» Your objective
Report only the number of lines that hold the word "protect".

» The input
— Begin —

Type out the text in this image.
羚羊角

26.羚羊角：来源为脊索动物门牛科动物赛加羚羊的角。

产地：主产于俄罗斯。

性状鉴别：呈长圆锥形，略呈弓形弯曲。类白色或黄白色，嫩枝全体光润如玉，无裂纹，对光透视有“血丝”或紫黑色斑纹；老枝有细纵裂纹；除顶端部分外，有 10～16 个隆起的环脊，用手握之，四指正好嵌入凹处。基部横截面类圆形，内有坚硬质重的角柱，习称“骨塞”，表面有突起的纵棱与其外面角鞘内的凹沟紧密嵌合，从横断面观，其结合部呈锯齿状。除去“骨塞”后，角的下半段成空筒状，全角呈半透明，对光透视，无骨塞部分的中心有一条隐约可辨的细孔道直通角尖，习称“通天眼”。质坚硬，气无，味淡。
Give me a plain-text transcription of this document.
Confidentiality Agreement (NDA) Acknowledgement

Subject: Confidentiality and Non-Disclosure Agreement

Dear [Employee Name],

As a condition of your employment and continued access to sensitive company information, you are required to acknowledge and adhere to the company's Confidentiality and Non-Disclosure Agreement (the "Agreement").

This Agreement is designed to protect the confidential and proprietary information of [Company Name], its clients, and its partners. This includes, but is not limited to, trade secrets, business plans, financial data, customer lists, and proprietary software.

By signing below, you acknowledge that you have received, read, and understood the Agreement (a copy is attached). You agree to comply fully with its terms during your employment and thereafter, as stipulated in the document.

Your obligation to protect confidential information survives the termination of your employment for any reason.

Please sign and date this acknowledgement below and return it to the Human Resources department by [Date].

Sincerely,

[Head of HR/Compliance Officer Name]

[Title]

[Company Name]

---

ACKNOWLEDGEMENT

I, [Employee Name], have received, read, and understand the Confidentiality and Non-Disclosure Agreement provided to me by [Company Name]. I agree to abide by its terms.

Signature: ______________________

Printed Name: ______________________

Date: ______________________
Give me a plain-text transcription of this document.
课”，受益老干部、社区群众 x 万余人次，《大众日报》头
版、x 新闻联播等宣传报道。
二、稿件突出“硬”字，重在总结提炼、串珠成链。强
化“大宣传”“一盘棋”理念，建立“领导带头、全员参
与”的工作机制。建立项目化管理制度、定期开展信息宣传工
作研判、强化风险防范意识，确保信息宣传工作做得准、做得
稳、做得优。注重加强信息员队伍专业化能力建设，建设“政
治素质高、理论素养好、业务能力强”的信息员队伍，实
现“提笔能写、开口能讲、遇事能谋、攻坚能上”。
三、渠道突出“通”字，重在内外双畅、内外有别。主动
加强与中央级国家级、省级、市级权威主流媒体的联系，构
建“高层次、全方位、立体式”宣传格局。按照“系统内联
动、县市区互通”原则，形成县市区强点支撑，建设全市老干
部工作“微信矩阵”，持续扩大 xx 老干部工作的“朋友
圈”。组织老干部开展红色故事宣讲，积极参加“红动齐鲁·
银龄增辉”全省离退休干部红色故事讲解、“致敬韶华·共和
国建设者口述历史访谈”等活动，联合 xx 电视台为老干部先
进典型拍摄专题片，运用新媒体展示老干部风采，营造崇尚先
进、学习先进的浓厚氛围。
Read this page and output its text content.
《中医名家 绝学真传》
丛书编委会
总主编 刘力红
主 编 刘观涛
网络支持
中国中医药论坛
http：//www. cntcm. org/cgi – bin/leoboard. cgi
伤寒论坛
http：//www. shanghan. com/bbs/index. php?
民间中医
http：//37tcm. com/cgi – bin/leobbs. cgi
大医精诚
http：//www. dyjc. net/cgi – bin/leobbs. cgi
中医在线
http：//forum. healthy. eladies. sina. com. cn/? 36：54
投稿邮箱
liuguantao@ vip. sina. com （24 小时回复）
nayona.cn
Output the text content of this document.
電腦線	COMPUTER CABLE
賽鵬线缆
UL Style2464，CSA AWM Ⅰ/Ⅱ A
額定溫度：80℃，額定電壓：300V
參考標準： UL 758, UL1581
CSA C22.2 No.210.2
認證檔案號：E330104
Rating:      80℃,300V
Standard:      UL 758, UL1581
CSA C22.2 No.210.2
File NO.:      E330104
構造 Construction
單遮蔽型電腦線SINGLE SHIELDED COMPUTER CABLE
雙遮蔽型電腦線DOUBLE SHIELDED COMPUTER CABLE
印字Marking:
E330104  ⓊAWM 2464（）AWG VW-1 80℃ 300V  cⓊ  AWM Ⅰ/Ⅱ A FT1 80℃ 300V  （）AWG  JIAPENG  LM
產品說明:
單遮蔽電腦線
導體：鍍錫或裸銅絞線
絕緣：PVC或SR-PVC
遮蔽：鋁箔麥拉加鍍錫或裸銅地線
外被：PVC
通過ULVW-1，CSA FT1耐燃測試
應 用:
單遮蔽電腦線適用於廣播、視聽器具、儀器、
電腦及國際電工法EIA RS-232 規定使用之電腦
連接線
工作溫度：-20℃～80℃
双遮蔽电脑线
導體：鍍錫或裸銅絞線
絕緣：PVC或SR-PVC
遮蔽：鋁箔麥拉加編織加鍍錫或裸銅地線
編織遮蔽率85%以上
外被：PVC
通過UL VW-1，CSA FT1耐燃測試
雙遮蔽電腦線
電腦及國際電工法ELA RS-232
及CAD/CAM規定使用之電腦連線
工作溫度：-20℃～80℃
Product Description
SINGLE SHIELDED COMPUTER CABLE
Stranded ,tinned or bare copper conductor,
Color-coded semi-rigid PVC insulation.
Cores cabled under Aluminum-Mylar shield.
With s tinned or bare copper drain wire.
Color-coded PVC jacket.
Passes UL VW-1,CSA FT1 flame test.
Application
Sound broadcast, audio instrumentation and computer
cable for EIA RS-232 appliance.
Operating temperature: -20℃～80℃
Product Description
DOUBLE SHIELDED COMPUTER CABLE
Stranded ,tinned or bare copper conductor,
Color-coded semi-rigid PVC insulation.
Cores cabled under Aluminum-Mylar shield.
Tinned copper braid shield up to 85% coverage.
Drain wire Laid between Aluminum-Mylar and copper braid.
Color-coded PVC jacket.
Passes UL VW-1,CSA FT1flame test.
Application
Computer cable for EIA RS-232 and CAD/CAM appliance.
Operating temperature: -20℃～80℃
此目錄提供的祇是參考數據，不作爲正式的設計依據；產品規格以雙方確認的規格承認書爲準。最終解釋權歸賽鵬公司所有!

— End —

» Response to the exercise
2